** Text shown **
-------------------------
At Sharp Memorial Hospital in San Diego, nurses treat a patient diagnosed with COVID-19 in an isolation room on March 26, 2020. (Nelvin C. Cepeda/San Diego Union-Tribune/TNS)

California enters the final week of 2020 as the U.S. epicenter of the coronavirus crisis.

The state of 40 million people has seen more than 2.1 million test positive and at least 24,220 die of COVID-19 since the start of the pandemic, according to the California Department of Public Health.

More than 570,000 of those cases and 3,250 of the deaths have come in the past two weeks — averages of about 41,000 cases and 232 deaths per day, both record highs for the state. California has reported the highest number of new cases per capita in the past week of any state, according to data from Johns Hopkins University.

As of Sunday, more than 19,200 patients were hospitalized with confirmed cases of the virus in California, including 4,123 treated in intensive care units. Both totals are now officially more than double the peak observed during the summer surge, when about 7,200 were hospitalized with 2,050 in intensive care.
-------------------------
** Information supplied **
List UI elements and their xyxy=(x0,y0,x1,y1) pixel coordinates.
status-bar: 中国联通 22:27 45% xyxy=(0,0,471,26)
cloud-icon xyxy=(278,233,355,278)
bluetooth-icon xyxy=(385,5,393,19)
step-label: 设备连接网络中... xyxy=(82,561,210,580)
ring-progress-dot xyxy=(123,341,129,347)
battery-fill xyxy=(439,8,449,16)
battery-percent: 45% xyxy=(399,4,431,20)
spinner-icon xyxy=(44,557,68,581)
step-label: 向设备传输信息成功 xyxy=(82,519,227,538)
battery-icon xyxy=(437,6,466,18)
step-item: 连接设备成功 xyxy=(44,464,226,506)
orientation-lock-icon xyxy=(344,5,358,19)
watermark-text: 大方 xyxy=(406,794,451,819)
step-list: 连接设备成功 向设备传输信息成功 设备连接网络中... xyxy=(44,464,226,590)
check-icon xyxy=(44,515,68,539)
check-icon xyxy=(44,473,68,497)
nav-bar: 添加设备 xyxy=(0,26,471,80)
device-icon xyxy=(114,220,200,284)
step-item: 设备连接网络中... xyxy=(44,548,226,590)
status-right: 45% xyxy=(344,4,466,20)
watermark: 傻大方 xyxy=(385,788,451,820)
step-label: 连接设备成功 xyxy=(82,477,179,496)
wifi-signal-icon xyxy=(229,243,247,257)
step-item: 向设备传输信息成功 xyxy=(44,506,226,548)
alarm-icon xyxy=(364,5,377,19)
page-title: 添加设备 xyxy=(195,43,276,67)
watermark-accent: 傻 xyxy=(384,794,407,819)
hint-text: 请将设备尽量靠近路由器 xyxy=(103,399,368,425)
-------------------------
** Work order 1 **
Answer these from the COVID-19 report:
(a) Which hospital appears in the photo caption?
(b) How many people live in California?
(c) How many patients were in intensive care units in California as of Sunday?
** Work order 2 **
List every figure in the COVID-19 report that counts patients in the hospital or in intensive care, with what each one counts.
The records have nothing to do with what is asked here.

** Final answer 1 **
(a) Sharp Memorial Hospital in San Diego
(b) 40 million
(c) 4,123

** Final answer 2 **
- More than 19,200: patients hospitalized with confirmed cases in California as of Sunday
- 4,123: patients treated in intensive care units as of Sunday
- About 7,200: patients hospitalized at the peak of the summer surge
- 2,050: patients in intensive care at the peak of the summer surge